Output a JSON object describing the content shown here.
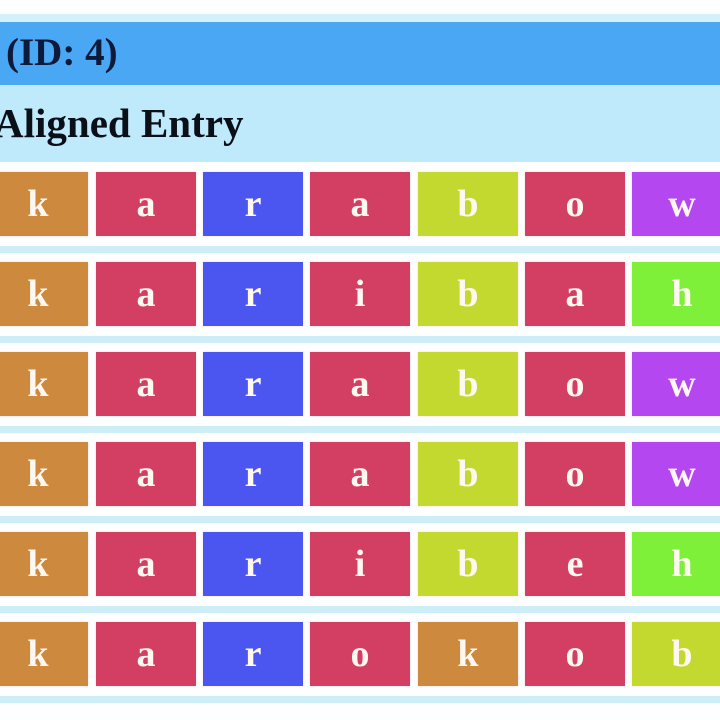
{
  "header": {
    "title": "(ID: 4)"
  },
  "subheader": {
    "title": "Aligned Entry"
  },
  "alignment": {
    "rows": [
      [
        "k",
        "a",
        "r",
        "a",
        "b",
        "o",
        "w"
      ],
      [
        "k",
        "a",
        "r",
        "i",
        "b",
        "a",
        "h"
      ],
      [
        "k",
        "a",
        "r",
        "a",
        "b",
        "o",
        "w"
      ],
      [
        "k",
        "a",
        "r",
        "a",
        "b",
        "o",
        "w"
      ],
      [
        "k",
        "a",
        "r",
        "i",
        "b",
        "e",
        "h"
      ],
      [
        "k",
        "a",
        "r",
        "o",
        "k",
        "o",
        "b"
      ]
    ],
    "colors": {
      "k": "#cd8a3e",
      "a": "#d23f62",
      "i": "#d23f62",
      "o": "#d23f62",
      "e": "#d23f62",
      "r": "#4b55f0",
      "b": "#c3d92f",
      "w": "#b447f0",
      "h": "#7ef03a"
    }
  }
}
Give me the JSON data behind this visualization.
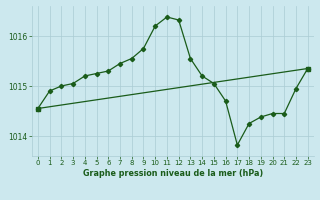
{
  "title": "Graphe pression niveau de la mer (hPa)",
  "bg_color": "#cce8ee",
  "grid_color": "#aaccd4",
  "line_color": "#1a5c1a",
  "xlim": [
    -0.5,
    23.5
  ],
  "ylim": [
    1013.6,
    1016.6
  ],
  "yticks": [
    1014,
    1015,
    1016
  ],
  "xticks": [
    0,
    1,
    2,
    3,
    4,
    5,
    6,
    7,
    8,
    9,
    10,
    11,
    12,
    13,
    14,
    15,
    16,
    17,
    18,
    19,
    20,
    21,
    22,
    23
  ],
  "series1_x": [
    0,
    1,
    2,
    3,
    4,
    5,
    6,
    7,
    8,
    9,
    10,
    11,
    12,
    13,
    14,
    15,
    16,
    17,
    18,
    19,
    20,
    21,
    22,
    23
  ],
  "series1_y": [
    1014.55,
    1014.9,
    1015.0,
    1015.05,
    1015.2,
    1015.25,
    1015.3,
    1015.45,
    1015.55,
    1015.75,
    1016.2,
    1016.38,
    1016.32,
    1015.55,
    1015.2,
    1015.05,
    1014.7,
    1013.82,
    1014.25,
    1014.38,
    1014.45,
    1014.45,
    1014.95,
    1015.35
  ],
  "series2_x": [
    0,
    23
  ],
  "series2_y": [
    1014.55,
    1015.35
  ],
  "marker_size": 2.2,
  "linewidth": 0.9,
  "title_fontsize": 5.8,
  "tick_fontsize": 5.0
}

—————

Repeat the material verbatim. Do not carry over any picture.

Output a JSON object describing the content shown here.
{
  "header": {
    "title": "(ID: 4)"
  },
  "subheader": {
    "title": "Aligned Entry"
  },
  "alignment": {
    "rows": [
      [
        "k",
        "a",
        "r",
        "a",
        "b",
        "o",
        "w"
      ],
      [
        "k",
        "a",
        "r",
        "i",
        "b",
        "a",
        "h"
      ],
      [
        "k",
        "a",
        "r",
        "a",
        "b",
        "o",
        "w"
      ],
      [
        "k",
        "a",
        "r",
        "a",
        "b",
        "o",
        "w"
      ],
      [
        "k",
        "a",
        "r",
        "i",
        "b",
        "e",
        "h"
      ],
      [
        "k",
        "a",
        "r",
        "o",
        "k",
        "o",
        "b"
      ]
    ],
    "colors": {
      "k": "#cd8a3e",
      "a": "#d23f62",
      "i": "#d23f62",
      "o": "#d23f62",
      "e": "#d23f62",
      "r": "#4b55f0",
      "b": "#c3d92f",
      "w": "#b447f0",
      "h": "#7ef03a"
    }
  }
}
Give me the JSON data behind this visualization.
{
  "title": "Graphe pression niveau de la mer (hPa)",
  "bg_color": "#cce8ee",
  "grid_color": "#aaccd4",
  "line_color": "#1a5c1a",
  "xlim": [
    -0.5,
    23.5
  ],
  "ylim": [
    1013.6,
    1016.6
  ],
  "yticks": [
    1014,
    1015,
    1016
  ],
  "xticks": [
    0,
    1,
    2,
    3,
    4,
    5,
    6,
    7,
    8,
    9,
    10,
    11,
    12,
    13,
    14,
    15,
    16,
    17,
    18,
    19,
    20,
    21,
    22,
    23
  ],
  "series1_x": [
    0,
    1,
    2,
    3,
    4,
    5,
    6,
    7,
    8,
    9,
    10,
    11,
    12,
    13,
    14,
    15,
    16,
    17,
    18,
    19,
    20,
    21,
    22,
    23
  ],
  "series1_y": [
    1014.55,
    1014.9,
    1015.0,
    1015.05,
    1015.2,
    1015.25,
    1015.3,
    1015.45,
    1015.55,
    1015.75,
    1016.2,
    1016.38,
    1016.32,
    1015.55,
    1015.2,
    1015.05,
    1014.7,
    1013.82,
    1014.25,
    1014.38,
    1014.45,
    1014.45,
    1014.95,
    1015.35
  ],
  "series2_x": [
    0,
    23
  ],
  "series2_y": [
    1014.55,
    1015.35
  ],
  "marker_size": 2.2,
  "linewidth": 0.9,
  "title_fontsize": 5.8,
  "tick_fontsize": 5.0
}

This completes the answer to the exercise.